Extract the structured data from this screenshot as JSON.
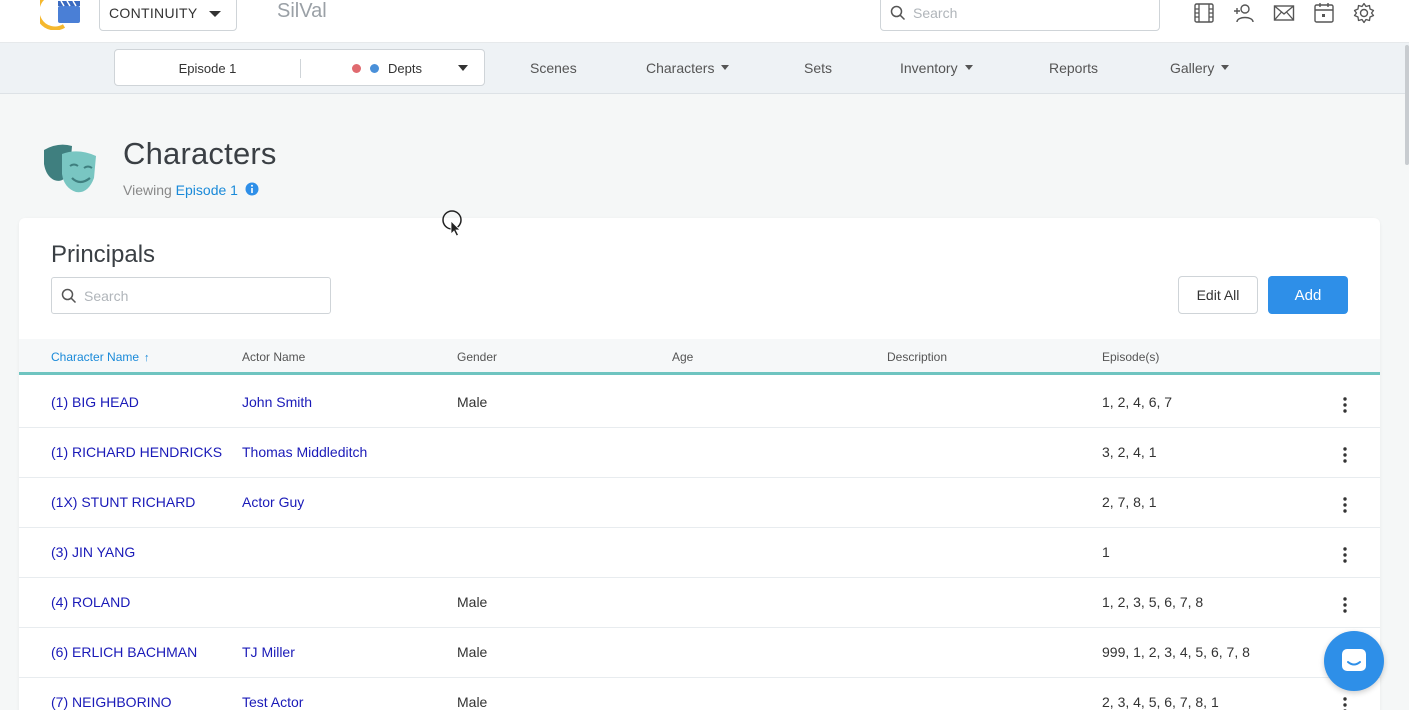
{
  "topbar": {
    "production": "CONTINUITY",
    "app_name": "SilVal",
    "search_placeholder": "Search",
    "icons": [
      "film-icon",
      "add-user-icon",
      "mail-icon",
      "calendar-icon",
      "settings-icon"
    ]
  },
  "navbar": {
    "episode": "Episode 1",
    "depts": "Depts",
    "dept_colors": [
      "#e06a6f",
      "#4a90d9"
    ],
    "items": [
      {
        "label": "Scenes",
        "has_menu": false
      },
      {
        "label": "Characters",
        "has_menu": true
      },
      {
        "label": "Sets",
        "has_menu": false
      },
      {
        "label": "Inventory",
        "has_menu": true
      },
      {
        "label": "Reports",
        "has_menu": false
      },
      {
        "label": "Gallery",
        "has_menu": true
      }
    ]
  },
  "page": {
    "title": "Characters",
    "viewing_prefix": "Viewing",
    "viewing_episode": "Episode 1"
  },
  "card": {
    "title": "Principals",
    "search_placeholder": "Search",
    "edit_all_label": "Edit All",
    "add_label": "Add"
  },
  "table": {
    "columns": [
      "Character Name",
      "Actor Name",
      "Gender",
      "Age",
      "Description",
      "Episode(s)"
    ],
    "sort_indicator": "↑",
    "rows": [
      {
        "character": "(1) BIG HEAD",
        "actor": "John Smith",
        "gender": "Male",
        "age": "",
        "description": "",
        "episodes": "1, 2, 4, 6, 7"
      },
      {
        "character": "(1) RICHARD HENDRICKS",
        "actor": "Thomas Middleditch",
        "gender": "",
        "age": "",
        "description": "",
        "episodes": "3, 2, 4, 1"
      },
      {
        "character": "(1X) STUNT RICHARD",
        "actor": "Actor Guy",
        "gender": "",
        "age": "",
        "description": "",
        "episodes": "2, 7, 8, 1"
      },
      {
        "character": "(3) JIN YANG",
        "actor": "",
        "gender": "",
        "age": "",
        "description": "",
        "episodes": "1"
      },
      {
        "character": "(4) ROLAND",
        "actor": "",
        "gender": "Male",
        "age": "",
        "description": "",
        "episodes": "1, 2, 3, 5, 6, 7, 8"
      },
      {
        "character": "(6) ERLICH BACHMAN",
        "actor": "TJ Miller",
        "gender": "Male",
        "age": "",
        "description": "",
        "episodes": "999, 1, 2, 3, 4, 5, 6, 7, 8"
      },
      {
        "character": "(7) NEIGHBORINO",
        "actor": "Test Actor",
        "gender": "Male",
        "age": "",
        "description": "",
        "episodes": "2, 3, 4, 5, 6, 7, 8, 1"
      }
    ]
  },
  "colors": {
    "accent": "#2e8fe8",
    "link": "#1a1ab8",
    "teal": "#6ec4c0"
  }
}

▶ EXERCISE DETAILS
Set down the lines of the records above exactly, apart from the pictures.

▶ IN RESPONSE
Extract the structured data from this screenshot as JSON.
{
  "topbar": {
    "production": "CONTINUITY",
    "app_name": "SilVal",
    "search_placeholder": "Search",
    "icons": [
      "film-icon",
      "add-user-icon",
      "mail-icon",
      "calendar-icon",
      "settings-icon"
    ]
  },
  "navbar": {
    "episode": "Episode 1",
    "depts": "Depts",
    "dept_colors": [
      "#e06a6f",
      "#4a90d9"
    ],
    "items": [
      {
        "label": "Scenes",
        "has_menu": false
      },
      {
        "label": "Characters",
        "has_menu": true
      },
      {
        "label": "Sets",
        "has_menu": false
      },
      {
        "label": "Inventory",
        "has_menu": true
      },
      {
        "label": "Reports",
        "has_menu": false
      },
      {
        "label": "Gallery",
        "has_menu": true
      }
    ]
  },
  "page": {
    "title": "Characters",
    "viewing_prefix": "Viewing",
    "viewing_episode": "Episode 1"
  },
  "card": {
    "title": "Principals",
    "search_placeholder": "Search",
    "edit_all_label": "Edit All",
    "add_label": "Add"
  },
  "table": {
    "columns": [
      "Character Name",
      "Actor Name",
      "Gender",
      "Age",
      "Description",
      "Episode(s)"
    ],
    "sort_indicator": "↑",
    "rows": [
      {
        "character": "(1) BIG HEAD",
        "actor": "John Smith",
        "gender": "Male",
        "age": "",
        "description": "",
        "episodes": "1, 2, 4, 6, 7"
      },
      {
        "character": "(1) RICHARD HENDRICKS",
        "actor": "Thomas Middleditch",
        "gender": "",
        "age": "",
        "description": "",
        "episodes": "3, 2, 4, 1"
      },
      {
        "character": "(1X) STUNT RICHARD",
        "actor": "Actor Guy",
        "gender": "",
        "age": "",
        "description": "",
        "episodes": "2, 7, 8, 1"
      },
      {
        "character": "(3) JIN YANG",
        "actor": "",
        "gender": "",
        "age": "",
        "description": "",
        "episodes": "1"
      },
      {
        "character": "(4) ROLAND",
        "actor": "",
        "gender": "Male",
        "age": "",
        "description": "",
        "episodes": "1, 2, 3, 5, 6, 7, 8"
      },
      {
        "character": "(6) ERLICH BACHMAN",
        "actor": "TJ Miller",
        "gender": "Male",
        "age": "",
        "description": "",
        "episodes": "999, 1, 2, 3, 4, 5, 6, 7, 8"
      },
      {
        "character": "(7) NEIGHBORINO",
        "actor": "Test Actor",
        "gender": "Male",
        "age": "",
        "description": "",
        "episodes": "2, 3, 4, 5, 6, 7, 8, 1"
      }
    ]
  },
  "colors": {
    "accent": "#2e8fe8",
    "link": "#1a1ab8",
    "teal": "#6ec4c0"
  }
}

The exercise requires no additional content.